Work required:
Only the pictures are to be left out; set down the rest of the records exactly.

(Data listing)
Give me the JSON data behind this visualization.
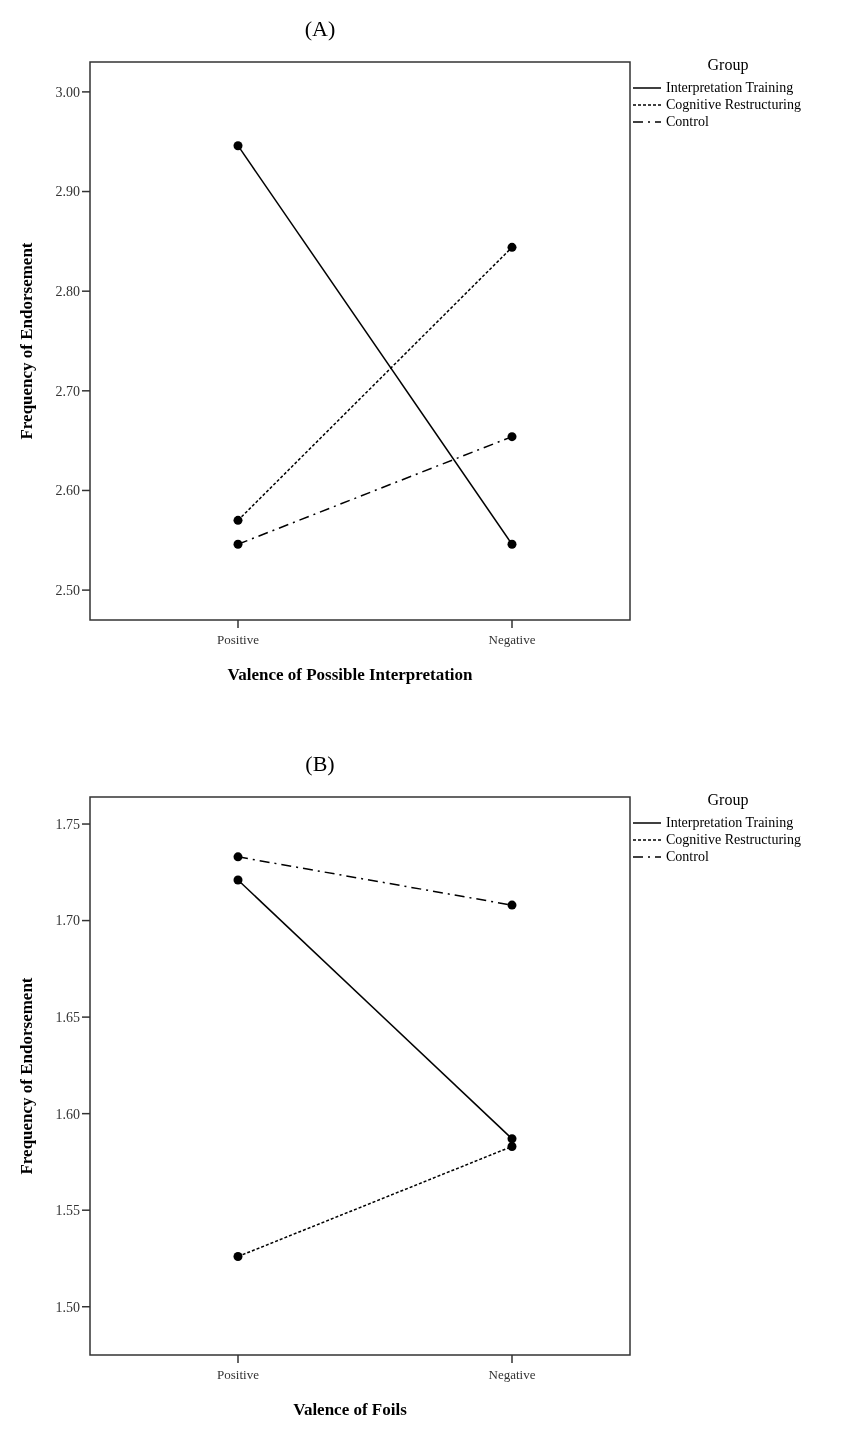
{
  "chart_data": [
    {
      "type": "line",
      "title": "(A)",
      "xlabel": "Valence of Possible Interpretation",
      "ylabel": "Frequency of Endorsement",
      "legend_title": "Group",
      "legend": "right",
      "marker": "circle",
      "grid": false,
      "categories": [
        "Positive",
        "Negative"
      ],
      "ylim": [
        2.47,
        3.03
      ],
      "yticks": [
        {
          "value": 2.5,
          "label": "2.50"
        },
        {
          "value": 2.6,
          "label": "2.60"
        },
        {
          "value": 2.7,
          "label": "2.70"
        },
        {
          "value": 2.8,
          "label": "2.80"
        },
        {
          "value": 2.9,
          "label": "2.90"
        },
        {
          "value": 3.0,
          "label": "3.00"
        }
      ],
      "series": [
        {
          "name": "Interpretation Training",
          "color": "#000000",
          "line_style": "solid",
          "values": [
            2.946,
            2.546
          ]
        },
        {
          "name": "Cognitive Restructuring",
          "color": "#000000",
          "line_style": "dotted",
          "values": [
            2.57,
            2.844
          ]
        },
        {
          "name": "Control",
          "color": "#000000",
          "line_style": "dashed",
          "values": [
            2.546,
            2.654
          ]
        }
      ]
    },
    {
      "type": "line",
      "title": "(B)",
      "xlabel": "Valence of Foils",
      "ylabel": "Frequency of Endorsement",
      "legend_title": "Group",
      "legend": "right",
      "marker": "circle",
      "grid": false,
      "categories": [
        "Positive",
        "Negative"
      ],
      "ylim": [
        1.475,
        1.764
      ],
      "yticks": [
        {
          "value": 1.5,
          "label": "1.50"
        },
        {
          "value": 1.55,
          "label": "1.55"
        },
        {
          "value": 1.6,
          "label": "1.60"
        },
        {
          "value": 1.65,
          "label": "1.65"
        },
        {
          "value": 1.7,
          "label": "1.70"
        },
        {
          "value": 1.75,
          "label": "1.75"
        }
      ],
      "series": [
        {
          "name": "Interpretation Training",
          "color": "#000000",
          "line_style": "solid",
          "values": [
            1.721,
            1.587
          ]
        },
        {
          "name": "Cognitive Restructuring",
          "color": "#000000",
          "line_style": "dotted",
          "values": [
            1.526,
            1.583
          ]
        },
        {
          "name": "Control",
          "color": "#000000",
          "line_style": "dashed",
          "values": [
            1.733,
            1.708
          ]
        }
      ]
    }
  ]
}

Result of this task:
Give me the JSON data behind this visualization.
{
  "chart_data": [
    {
      "type": "line",
      "title": "(A)",
      "xlabel": "Valence of Possible Interpretation",
      "ylabel": "Frequency of Endorsement",
      "legend_title": "Group",
      "legend": "right",
      "marker": "circle",
      "grid": false,
      "categories": [
        "Positive",
        "Negative"
      ],
      "ylim": [
        2.47,
        3.03
      ],
      "yticks": [
        {
          "value": 2.5,
          "label": "2.50"
        },
        {
          "value": 2.6,
          "label": "2.60"
        },
        {
          "value": 2.7,
          "label": "2.70"
        },
        {
          "value": 2.8,
          "label": "2.80"
        },
        {
          "value": 2.9,
          "label": "2.90"
        },
        {
          "value": 3.0,
          "label": "3.00"
        }
      ],
      "series": [
        {
          "name": "Interpretation Training",
          "color": "#000000",
          "line_style": "solid",
          "values": [
            2.946,
            2.546
          ]
        },
        {
          "name": "Cognitive Restructuring",
          "color": "#000000",
          "line_style": "dotted",
          "values": [
            2.57,
            2.844
          ]
        },
        {
          "name": "Control",
          "color": "#000000",
          "line_style": "dashed",
          "values": [
            2.546,
            2.654
          ]
        }
      ]
    },
    {
      "type": "line",
      "title": "(B)",
      "xlabel": "Valence of Foils",
      "ylabel": "Frequency of Endorsement",
      "legend_title": "Group",
      "legend": "right",
      "marker": "circle",
      "grid": false,
      "categories": [
        "Positive",
        "Negative"
      ],
      "ylim": [
        1.475,
        1.764
      ],
      "yticks": [
        {
          "value": 1.5,
          "label": "1.50"
        },
        {
          "value": 1.55,
          "label": "1.55"
        },
        {
          "value": 1.6,
          "label": "1.60"
        },
        {
          "value": 1.65,
          "label": "1.65"
        },
        {
          "value": 1.7,
          "label": "1.70"
        },
        {
          "value": 1.75,
          "label": "1.75"
        }
      ],
      "series": [
        {
          "name": "Interpretation Training",
          "color": "#000000",
          "line_style": "solid",
          "values": [
            1.721,
            1.587
          ]
        },
        {
          "name": "Cognitive Restructuring",
          "color": "#000000",
          "line_style": "dotted",
          "values": [
            1.526,
            1.583
          ]
        },
        {
          "name": "Control",
          "color": "#000000",
          "line_style": "dashed",
          "values": [
            1.733,
            1.708
          ]
        }
      ]
    }
  ]
}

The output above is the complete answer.